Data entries

● ● ● ●

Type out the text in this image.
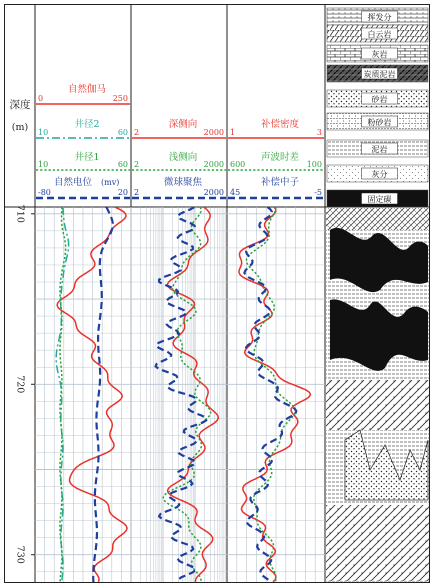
深度
(m)
自然伽马
0	250
井径2
10	60
井径1
10	60
自然电位 (mv)
-80	20
深侧向
2	2000
浅侧向
2	2000
微球聚焦
2	2000
补偿密度
1	3
声波时差
600	100
补偿中子
45	-5
挥发分
白云岩
灰岩
炭质泥岩
砂岩
粉砂岩
泥岩
灰分
固定碳
710
720
730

● ● ● ●

▶ _Exercise details_:
Without the pictures, print the records in full, exactly as they appear.

▶ _Answer to the problem_:
Type out the text in this image.
深度
(m)
自然伽马
0	250
井径2
10	60
井径1
10	60
自然电位 (mv)
-80	20
深侧向
2	2000
浅侧向
2	2000
微球聚焦
2	2000
补偿密度
1	3
声波时差
600	100
补偿中子
45	-5
挥发分
白云岩
灰岩
炭质泥岩
砂岩
粉砂岩
泥岩
灰分
固定碳
710
720
730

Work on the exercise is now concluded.